— START —

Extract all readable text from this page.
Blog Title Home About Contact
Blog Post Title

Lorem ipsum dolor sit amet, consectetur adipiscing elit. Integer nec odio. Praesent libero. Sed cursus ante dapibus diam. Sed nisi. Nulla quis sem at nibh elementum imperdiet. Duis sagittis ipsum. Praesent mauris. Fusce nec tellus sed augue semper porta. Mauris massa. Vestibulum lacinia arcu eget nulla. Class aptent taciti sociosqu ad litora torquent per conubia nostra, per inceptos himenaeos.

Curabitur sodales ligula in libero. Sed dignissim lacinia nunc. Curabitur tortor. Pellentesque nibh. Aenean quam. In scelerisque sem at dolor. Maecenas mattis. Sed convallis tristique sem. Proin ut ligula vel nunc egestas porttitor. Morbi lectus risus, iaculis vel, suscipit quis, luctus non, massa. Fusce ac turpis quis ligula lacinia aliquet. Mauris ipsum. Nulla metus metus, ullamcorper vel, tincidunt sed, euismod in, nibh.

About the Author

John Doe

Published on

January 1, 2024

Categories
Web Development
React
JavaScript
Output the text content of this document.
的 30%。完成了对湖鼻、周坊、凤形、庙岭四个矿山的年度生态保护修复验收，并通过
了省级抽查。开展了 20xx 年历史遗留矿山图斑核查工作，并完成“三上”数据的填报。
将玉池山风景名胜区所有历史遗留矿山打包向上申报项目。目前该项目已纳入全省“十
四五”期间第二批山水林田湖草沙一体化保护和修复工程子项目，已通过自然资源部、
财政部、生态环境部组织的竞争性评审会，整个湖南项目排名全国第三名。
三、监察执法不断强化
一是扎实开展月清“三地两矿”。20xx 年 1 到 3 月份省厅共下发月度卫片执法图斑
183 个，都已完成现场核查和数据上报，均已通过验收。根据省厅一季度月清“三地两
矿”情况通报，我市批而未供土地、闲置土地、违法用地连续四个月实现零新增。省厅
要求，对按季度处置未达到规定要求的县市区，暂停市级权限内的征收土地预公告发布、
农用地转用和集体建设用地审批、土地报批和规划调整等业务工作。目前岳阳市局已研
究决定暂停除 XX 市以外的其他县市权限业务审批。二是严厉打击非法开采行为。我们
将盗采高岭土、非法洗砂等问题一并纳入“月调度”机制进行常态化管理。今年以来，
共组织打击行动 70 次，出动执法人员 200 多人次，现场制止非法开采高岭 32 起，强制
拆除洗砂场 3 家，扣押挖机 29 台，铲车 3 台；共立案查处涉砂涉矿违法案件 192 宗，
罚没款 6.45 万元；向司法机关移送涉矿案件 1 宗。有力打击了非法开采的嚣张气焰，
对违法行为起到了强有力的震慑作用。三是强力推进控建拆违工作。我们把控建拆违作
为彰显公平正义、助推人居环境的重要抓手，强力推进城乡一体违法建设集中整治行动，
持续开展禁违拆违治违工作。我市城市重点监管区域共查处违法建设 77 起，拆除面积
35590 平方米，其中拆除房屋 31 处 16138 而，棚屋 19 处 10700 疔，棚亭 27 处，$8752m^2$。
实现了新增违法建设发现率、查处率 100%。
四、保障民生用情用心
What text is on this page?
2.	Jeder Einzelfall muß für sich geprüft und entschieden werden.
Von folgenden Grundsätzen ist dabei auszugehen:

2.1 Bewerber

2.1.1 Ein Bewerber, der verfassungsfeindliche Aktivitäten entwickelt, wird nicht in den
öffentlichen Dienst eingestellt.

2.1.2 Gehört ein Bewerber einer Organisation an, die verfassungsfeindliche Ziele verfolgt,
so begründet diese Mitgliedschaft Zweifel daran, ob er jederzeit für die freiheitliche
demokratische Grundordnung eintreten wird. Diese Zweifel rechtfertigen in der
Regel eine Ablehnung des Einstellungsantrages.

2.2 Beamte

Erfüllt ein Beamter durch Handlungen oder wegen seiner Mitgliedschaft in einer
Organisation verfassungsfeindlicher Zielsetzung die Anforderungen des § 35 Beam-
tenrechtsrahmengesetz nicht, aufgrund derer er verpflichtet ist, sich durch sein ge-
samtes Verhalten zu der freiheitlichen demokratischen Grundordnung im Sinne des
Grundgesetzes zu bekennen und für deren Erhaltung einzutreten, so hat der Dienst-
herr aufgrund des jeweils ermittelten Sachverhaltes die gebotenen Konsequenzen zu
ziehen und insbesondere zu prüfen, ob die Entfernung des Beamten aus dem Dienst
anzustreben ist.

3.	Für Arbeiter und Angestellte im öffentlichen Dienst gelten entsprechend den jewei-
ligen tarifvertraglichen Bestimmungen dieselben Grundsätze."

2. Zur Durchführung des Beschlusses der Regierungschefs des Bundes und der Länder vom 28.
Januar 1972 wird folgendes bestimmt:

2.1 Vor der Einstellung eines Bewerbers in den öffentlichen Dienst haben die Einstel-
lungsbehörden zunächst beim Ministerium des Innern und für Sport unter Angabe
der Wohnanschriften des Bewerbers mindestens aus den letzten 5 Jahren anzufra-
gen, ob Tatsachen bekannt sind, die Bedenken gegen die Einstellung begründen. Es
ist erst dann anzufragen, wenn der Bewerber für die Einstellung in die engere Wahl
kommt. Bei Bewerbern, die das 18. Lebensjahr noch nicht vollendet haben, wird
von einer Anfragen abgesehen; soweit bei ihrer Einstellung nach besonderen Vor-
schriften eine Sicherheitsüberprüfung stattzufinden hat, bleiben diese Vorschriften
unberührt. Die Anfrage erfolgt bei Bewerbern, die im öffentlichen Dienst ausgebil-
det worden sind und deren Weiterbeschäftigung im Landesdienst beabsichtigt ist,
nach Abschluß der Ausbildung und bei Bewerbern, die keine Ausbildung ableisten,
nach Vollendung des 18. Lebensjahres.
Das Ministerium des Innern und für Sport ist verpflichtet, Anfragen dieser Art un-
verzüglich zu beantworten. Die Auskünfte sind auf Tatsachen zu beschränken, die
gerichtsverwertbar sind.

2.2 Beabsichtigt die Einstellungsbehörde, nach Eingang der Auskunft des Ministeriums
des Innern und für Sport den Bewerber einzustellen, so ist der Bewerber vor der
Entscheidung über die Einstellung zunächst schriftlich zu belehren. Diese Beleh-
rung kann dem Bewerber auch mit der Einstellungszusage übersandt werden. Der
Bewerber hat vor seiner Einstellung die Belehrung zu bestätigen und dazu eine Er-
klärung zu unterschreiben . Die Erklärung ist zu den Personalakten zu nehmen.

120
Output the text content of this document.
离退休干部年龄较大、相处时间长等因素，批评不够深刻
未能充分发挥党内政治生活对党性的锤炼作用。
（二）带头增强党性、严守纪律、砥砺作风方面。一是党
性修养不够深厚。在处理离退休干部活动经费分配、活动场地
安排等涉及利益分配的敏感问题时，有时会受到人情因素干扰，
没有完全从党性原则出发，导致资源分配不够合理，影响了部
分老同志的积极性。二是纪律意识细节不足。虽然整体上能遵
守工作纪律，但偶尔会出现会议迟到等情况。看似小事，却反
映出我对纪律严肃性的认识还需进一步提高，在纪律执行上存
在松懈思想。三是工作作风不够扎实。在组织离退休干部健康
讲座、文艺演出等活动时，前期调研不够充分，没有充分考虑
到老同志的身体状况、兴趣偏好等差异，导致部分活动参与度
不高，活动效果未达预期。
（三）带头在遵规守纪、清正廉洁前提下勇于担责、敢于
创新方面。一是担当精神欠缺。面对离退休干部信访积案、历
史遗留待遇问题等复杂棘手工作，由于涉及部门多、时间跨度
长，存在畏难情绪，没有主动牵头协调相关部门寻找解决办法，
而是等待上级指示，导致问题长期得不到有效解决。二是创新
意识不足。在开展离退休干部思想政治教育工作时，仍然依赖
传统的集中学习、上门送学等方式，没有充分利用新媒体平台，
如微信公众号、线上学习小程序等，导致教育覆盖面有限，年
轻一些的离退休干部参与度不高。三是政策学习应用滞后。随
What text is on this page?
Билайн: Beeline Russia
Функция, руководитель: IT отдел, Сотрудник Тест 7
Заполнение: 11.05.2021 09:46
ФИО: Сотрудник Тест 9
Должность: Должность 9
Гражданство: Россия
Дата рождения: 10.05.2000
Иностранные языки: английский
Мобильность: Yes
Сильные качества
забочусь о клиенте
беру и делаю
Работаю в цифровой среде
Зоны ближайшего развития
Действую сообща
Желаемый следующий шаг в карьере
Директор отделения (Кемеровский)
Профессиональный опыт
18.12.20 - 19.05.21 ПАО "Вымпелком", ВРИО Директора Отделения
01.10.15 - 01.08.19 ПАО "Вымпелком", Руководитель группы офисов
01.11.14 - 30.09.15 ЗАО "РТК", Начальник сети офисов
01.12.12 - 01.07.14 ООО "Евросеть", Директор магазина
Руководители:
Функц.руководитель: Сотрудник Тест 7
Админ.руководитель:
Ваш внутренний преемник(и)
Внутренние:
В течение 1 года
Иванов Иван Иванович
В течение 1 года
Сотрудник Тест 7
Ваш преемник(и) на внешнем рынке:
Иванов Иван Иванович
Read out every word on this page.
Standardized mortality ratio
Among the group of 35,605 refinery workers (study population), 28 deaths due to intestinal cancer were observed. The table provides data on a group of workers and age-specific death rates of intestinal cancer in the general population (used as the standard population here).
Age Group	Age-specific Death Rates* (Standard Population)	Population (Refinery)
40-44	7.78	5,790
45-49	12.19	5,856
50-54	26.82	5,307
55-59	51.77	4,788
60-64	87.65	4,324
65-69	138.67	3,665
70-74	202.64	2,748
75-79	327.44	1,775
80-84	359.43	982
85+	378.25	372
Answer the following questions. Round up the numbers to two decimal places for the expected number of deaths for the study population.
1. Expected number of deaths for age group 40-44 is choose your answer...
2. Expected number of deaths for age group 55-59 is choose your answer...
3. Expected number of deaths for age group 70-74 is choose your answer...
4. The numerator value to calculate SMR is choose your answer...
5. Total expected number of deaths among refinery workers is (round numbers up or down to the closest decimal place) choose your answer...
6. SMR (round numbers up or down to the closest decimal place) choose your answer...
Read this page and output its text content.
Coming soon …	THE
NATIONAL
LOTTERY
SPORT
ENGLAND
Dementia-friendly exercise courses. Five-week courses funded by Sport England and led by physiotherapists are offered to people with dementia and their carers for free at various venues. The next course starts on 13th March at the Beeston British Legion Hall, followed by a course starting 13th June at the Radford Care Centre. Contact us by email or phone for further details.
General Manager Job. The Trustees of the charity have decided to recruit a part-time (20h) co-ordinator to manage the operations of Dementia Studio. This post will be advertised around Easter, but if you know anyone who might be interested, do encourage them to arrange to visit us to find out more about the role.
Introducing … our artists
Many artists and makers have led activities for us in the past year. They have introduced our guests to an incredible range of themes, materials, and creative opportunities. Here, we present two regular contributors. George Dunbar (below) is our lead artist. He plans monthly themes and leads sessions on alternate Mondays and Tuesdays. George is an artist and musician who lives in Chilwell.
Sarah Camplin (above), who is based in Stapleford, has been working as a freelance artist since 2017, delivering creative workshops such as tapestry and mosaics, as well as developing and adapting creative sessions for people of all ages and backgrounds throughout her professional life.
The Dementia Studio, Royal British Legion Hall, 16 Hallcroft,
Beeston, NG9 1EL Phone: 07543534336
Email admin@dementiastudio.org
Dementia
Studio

— END —

▶ [To do] Which lines contain "Contact"? Copy each of them.

▶ [Worked solution]
Blog Title Home About Contact
Dementia-friendly exercise courses. Five-week courses funded by Sport England and led by physiotherapists are offered to people with dementia and their carers for free at various venues. The next course starts on 13th March at the Beeston British Legion Hall, followed by a course starting 13th June at the Radford Care Centre. Contact us by email or phone for further details.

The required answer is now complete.